TO DO
A. In the roundabouts and routing email, what motto does the writer state?
B. Rewrite the roundabouts and routing email, beginning at the words "Agree with multiple" and stopping after "describe the nuances.", with "motto" changed to "guiding principle".
C. Continue the email on roundabouts and routing from the point at which it stops.

[talk-au] Roundabouts and routing

Craig Feuerherdt craigfeuerherdt at gmail.com
Fri Dec 18 10:43:09 GMT 2009


As per email below, intersection_simple.jpg is the method I have adopted.
Agree with multiple nodes on straight roads, I have been fixing them up as I
find them.
Separated ways is an interesting one and people do it differently. I am of
the opinion that they have to be 'physically separate' ie there must be some
barrier (island) between them (other than a solid white line - which can be
seen in the link to the OSM map of the intersection under current debate, in
the north-west corner - compare the nearmap image with the OSM image for
entry into the club(?) from the east-bound lane). Having said that, where a
painted island (greater than a car width approximately) exists that
separates lanes I have taken that as a physical separation as well. The
painted barriers have the same restrictions as physical ones ie can only
turn right at specified places etc.
My motto is Keep It Simple, don't over-engineer the representation - use
tags & relations to describe the nuances.
Craig - not Chris ;-)


> > The intersection shown in the links below is an interesting case. As it
> is
> > currently mapped in OSM, the mapper is showing the turning posibilities
> at
> > the intersection (and to a lesser extent that the turning lanes have
> their
> > own separate traffic light sequences). To my mind this is over mapping.
> > While the intersection is displayed neatly at smaller scales, at the
> largest
> > scale it is not pleasant (not saying it is wrong!). I am wondering if
> anyone
> > has routed through this intersection with a garmin - what happens? Is it
> > correct? I suspect in the scenario where you were travelling south and
> > wished to turn right (west) into Christine Avenue you would be told to
> "turn
> > right into 'to Christine Avenue', continue along Christine Avenue" which
> > isn't correct. The intent of the mapper (as far as I can ascertain) was
> to
> > indicate "move into right lane, turn right into Christine Avenue".

Box coordinate listings:
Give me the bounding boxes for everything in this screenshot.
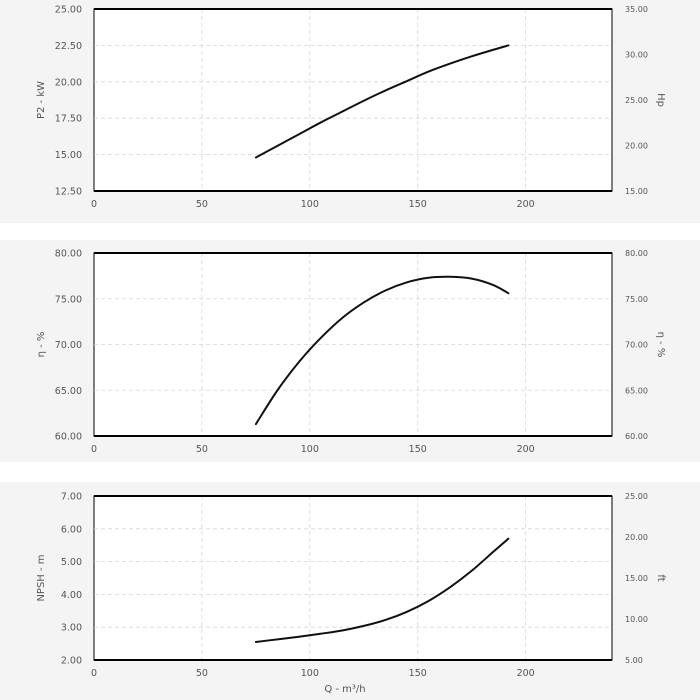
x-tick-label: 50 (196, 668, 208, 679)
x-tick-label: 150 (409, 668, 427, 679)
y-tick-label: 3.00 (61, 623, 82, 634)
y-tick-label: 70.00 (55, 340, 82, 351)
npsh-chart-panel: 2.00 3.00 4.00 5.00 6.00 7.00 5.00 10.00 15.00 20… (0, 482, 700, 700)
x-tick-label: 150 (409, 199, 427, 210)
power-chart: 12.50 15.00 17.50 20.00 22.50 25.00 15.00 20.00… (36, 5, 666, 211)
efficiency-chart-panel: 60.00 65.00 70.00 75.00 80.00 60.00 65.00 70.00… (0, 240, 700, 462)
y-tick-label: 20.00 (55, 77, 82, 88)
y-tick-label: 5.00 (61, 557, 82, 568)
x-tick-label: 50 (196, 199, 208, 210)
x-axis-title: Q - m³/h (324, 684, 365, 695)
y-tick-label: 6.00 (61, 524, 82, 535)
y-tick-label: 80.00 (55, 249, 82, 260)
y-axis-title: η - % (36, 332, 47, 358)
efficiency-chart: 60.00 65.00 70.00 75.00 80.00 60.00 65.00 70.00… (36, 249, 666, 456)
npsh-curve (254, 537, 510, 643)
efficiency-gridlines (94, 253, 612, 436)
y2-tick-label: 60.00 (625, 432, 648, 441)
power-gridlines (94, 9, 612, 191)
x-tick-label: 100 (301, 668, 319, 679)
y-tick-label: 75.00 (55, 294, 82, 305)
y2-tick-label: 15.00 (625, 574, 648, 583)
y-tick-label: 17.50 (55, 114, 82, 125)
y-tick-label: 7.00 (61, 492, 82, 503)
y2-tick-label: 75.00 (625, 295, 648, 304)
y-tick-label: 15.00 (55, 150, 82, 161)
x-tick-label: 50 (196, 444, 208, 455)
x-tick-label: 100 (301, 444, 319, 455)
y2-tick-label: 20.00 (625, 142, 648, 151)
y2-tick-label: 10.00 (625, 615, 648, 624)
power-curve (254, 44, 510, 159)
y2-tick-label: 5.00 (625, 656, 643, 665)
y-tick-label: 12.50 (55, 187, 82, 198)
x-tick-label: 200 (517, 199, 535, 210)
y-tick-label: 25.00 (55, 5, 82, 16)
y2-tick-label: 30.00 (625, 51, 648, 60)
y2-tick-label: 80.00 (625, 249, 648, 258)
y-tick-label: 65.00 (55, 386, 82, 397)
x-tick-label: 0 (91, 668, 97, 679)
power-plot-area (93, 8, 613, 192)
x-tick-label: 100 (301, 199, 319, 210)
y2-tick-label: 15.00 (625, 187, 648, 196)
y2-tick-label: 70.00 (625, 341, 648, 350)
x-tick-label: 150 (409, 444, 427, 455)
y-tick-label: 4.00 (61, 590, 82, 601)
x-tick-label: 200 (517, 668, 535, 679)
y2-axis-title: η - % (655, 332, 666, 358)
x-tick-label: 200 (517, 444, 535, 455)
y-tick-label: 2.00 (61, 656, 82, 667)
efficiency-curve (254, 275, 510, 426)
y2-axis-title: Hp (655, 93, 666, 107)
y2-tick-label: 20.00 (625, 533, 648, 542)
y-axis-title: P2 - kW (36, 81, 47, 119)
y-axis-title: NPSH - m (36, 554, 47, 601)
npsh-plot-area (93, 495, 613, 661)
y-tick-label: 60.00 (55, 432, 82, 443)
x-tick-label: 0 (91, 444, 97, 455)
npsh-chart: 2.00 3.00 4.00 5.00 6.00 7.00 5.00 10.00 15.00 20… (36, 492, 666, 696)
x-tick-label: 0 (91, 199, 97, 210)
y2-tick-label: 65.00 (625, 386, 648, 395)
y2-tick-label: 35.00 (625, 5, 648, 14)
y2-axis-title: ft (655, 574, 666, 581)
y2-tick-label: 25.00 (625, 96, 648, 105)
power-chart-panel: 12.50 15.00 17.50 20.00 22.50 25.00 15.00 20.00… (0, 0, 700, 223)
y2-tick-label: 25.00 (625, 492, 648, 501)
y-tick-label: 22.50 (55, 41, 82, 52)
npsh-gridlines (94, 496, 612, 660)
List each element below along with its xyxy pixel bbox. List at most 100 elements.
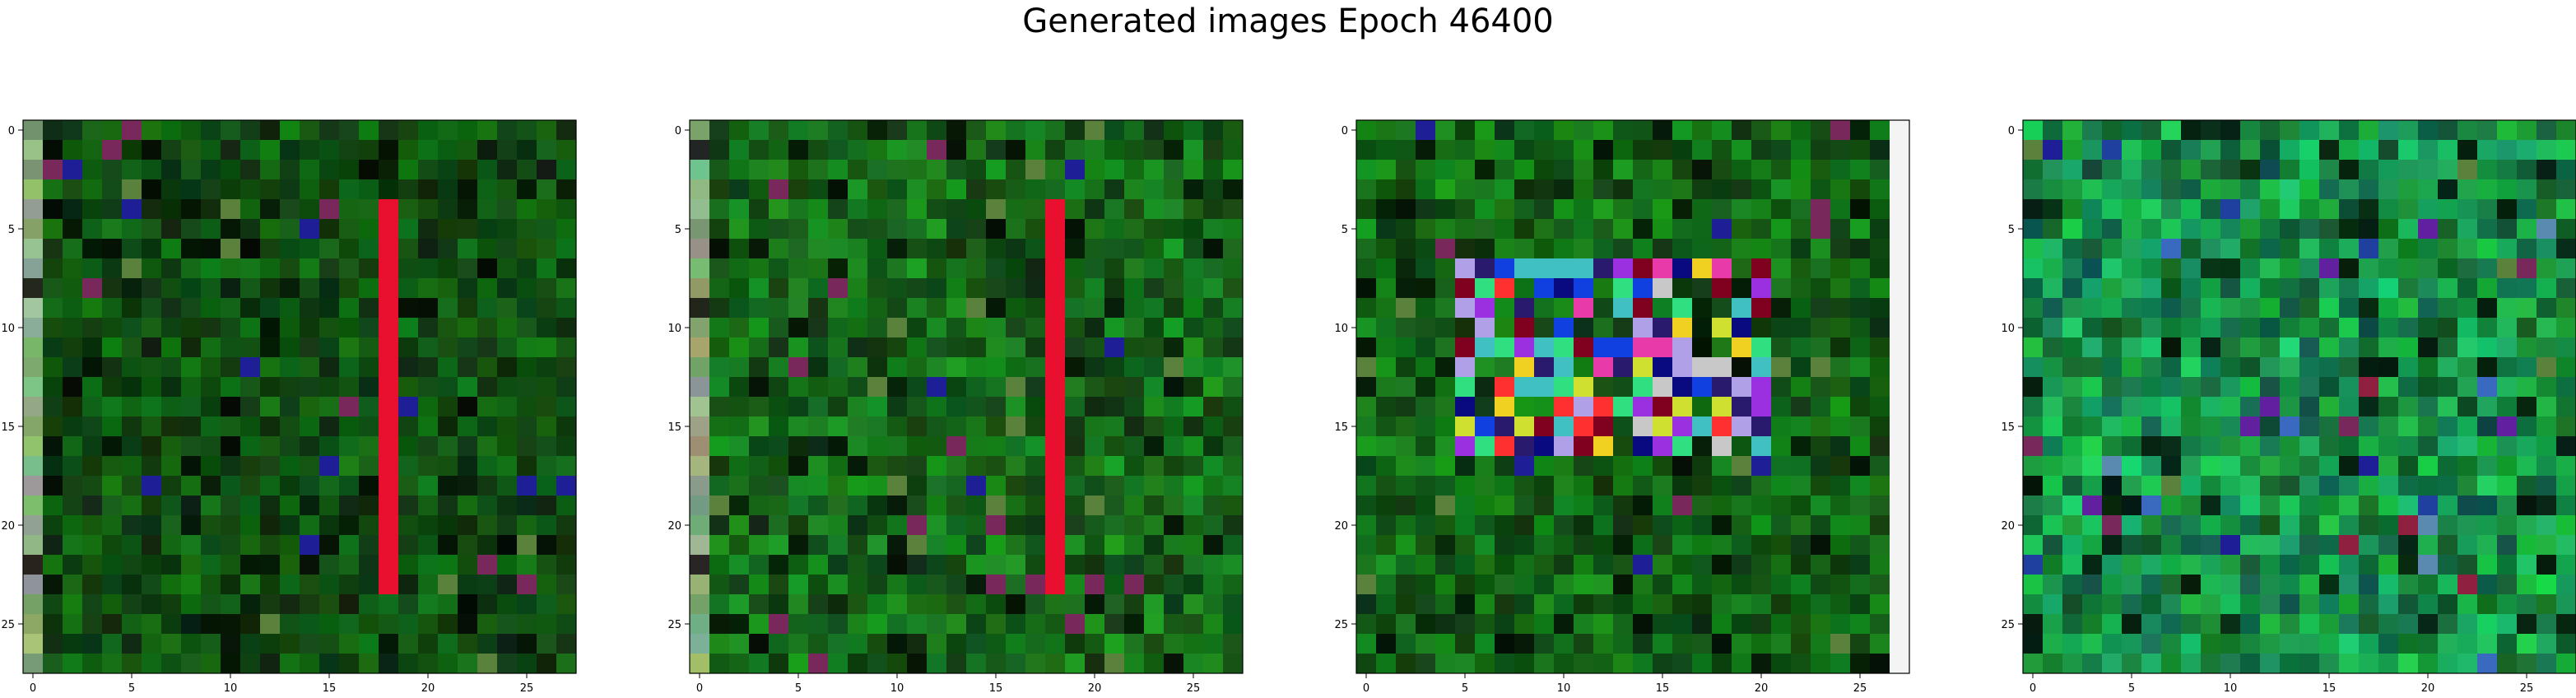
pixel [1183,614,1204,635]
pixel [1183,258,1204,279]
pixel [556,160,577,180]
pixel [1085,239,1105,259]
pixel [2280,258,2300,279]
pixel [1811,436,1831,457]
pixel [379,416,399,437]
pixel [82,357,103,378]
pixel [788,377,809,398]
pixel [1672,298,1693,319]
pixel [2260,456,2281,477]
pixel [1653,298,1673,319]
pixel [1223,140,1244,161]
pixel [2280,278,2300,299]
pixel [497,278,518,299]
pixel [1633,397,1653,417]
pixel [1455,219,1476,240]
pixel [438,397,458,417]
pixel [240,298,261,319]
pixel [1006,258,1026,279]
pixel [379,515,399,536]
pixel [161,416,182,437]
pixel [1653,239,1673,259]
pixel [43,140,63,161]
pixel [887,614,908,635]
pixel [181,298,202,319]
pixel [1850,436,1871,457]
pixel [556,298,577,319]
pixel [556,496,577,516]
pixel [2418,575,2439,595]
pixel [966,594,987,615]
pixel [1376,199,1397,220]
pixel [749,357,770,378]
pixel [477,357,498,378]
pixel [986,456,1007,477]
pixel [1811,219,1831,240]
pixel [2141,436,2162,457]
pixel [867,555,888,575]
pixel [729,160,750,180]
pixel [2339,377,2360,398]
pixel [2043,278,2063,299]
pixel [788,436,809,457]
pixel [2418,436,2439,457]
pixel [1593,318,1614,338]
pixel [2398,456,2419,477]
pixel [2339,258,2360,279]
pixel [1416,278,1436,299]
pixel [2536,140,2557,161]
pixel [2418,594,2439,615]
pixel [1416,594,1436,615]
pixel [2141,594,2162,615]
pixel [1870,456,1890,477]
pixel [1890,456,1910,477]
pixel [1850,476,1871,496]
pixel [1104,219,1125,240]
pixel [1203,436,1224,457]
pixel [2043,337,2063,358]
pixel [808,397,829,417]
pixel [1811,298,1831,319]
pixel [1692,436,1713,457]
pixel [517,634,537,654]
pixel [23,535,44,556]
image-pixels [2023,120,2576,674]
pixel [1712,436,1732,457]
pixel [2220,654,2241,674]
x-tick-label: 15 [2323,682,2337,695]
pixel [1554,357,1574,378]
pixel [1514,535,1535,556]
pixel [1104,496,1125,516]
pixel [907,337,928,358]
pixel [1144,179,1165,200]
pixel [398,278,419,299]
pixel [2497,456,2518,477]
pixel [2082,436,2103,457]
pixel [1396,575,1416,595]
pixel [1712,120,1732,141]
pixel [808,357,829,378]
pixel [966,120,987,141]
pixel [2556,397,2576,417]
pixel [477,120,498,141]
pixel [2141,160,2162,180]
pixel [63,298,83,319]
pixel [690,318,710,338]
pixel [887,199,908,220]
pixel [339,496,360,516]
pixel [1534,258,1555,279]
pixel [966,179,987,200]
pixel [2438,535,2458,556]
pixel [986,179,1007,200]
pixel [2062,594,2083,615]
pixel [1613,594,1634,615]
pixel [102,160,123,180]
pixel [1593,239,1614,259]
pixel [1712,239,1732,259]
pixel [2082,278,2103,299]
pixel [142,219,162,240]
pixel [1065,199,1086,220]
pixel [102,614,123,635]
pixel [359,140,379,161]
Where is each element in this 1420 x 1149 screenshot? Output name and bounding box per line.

EXERCISE RESULTS
A. Keep It Simple, don't over-engineer the representation; use tags and relations to describe the nuances.

B.
Agree with multiple nodes on straight roads, I have been fixing them up as I
find them.
Separated ways is an interesting one and people do it differently. I am of
the opinion that they have to be 'physically separate' ie there must be some
barrier (island) between them (other than a solid white line - which can be
seen in the link to the OSM map of the intersection under current debate, in
the north-west corner - compare the nearmap image with the OSM image for
entry into the club(?) from the east-bound lane). Having said that, where a
painted island (greater than a car width approximately) exists that
separates lanes I have taken that as a physical separation as well. The
painted barriers have the same restrictions as physical ones ie can only
turn right at specified places etc.
My guiding principle is Keep It Simple, don't over-engineer the representation - use
tags & relations to describe the nuances.

C.
>
> I have not changed the current intersection in osm but here are two screen
> shots of the intersection in josm.
>
> http://www.4x4falcon.com/osm/junctions/intersection_messy.jpg
> http://www.4x4falcon.com/osm/junctions/intersection_simple.jpg
>
> The second shows exactly the same from a map point of view as the first and
> also routes correctly.
>
> It's not necessary to map all the turning lanes and is much easier to read
> on the screen and if printed out in paper form.
>
> If you call this intersection up in garmin, navit, gpsdrive etc when in
> routing mode it's a real mess and becomes unusable.
>
> Likewise it's not necessary to have multiple nodes on a straight section of
> road (unless it's really long).  As an example I just came across one
> straight road that was 150m long. It had 6 nodes on it where it could have
> been drawn with three. One at each end of the road and one where it
> intersected with the second carriageway of the dual carriageway road it
> joins.
>
> Like Chris said this is overmapping.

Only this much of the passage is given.